**WHAT IS NEEDED**
How many rows below contain the string "will"? Case matters. Reply with the number only.

**RECORD EXTRACTS**
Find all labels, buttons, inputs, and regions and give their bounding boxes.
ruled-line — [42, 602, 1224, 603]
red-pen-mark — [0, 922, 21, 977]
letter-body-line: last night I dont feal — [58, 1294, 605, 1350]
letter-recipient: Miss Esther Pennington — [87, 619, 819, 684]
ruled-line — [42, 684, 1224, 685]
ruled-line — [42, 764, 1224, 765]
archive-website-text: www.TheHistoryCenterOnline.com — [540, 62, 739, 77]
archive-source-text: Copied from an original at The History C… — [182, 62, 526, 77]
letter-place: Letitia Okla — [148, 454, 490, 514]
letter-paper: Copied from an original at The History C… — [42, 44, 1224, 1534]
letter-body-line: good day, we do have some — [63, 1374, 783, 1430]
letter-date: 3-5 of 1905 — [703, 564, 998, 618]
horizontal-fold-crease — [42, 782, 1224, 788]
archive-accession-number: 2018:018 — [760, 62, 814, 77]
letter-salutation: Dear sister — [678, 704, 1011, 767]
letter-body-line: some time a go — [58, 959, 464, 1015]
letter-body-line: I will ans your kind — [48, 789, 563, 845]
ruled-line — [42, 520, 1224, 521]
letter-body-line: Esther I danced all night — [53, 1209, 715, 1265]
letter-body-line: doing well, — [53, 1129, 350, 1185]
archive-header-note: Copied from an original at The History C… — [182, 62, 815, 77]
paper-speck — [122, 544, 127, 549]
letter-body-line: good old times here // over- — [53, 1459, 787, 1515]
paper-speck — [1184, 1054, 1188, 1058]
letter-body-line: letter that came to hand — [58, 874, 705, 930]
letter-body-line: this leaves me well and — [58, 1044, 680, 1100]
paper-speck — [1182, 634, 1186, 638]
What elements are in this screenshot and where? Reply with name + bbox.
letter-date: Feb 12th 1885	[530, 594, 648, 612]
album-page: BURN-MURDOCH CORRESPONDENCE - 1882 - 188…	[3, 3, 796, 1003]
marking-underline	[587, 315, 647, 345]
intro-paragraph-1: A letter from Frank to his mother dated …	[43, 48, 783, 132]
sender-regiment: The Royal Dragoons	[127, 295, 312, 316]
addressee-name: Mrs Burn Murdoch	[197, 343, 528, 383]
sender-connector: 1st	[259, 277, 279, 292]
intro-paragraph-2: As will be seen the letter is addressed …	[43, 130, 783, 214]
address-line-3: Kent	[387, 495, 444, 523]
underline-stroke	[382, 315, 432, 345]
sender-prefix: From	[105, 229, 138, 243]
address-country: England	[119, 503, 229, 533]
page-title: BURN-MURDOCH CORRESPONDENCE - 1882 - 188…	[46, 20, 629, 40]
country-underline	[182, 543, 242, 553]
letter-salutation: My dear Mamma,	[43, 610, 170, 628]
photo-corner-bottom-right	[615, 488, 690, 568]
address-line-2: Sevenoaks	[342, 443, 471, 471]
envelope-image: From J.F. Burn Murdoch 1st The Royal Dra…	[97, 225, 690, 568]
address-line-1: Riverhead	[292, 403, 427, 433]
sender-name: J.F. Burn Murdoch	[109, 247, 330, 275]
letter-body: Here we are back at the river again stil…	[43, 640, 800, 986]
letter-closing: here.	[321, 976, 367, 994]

**ANSWER**
2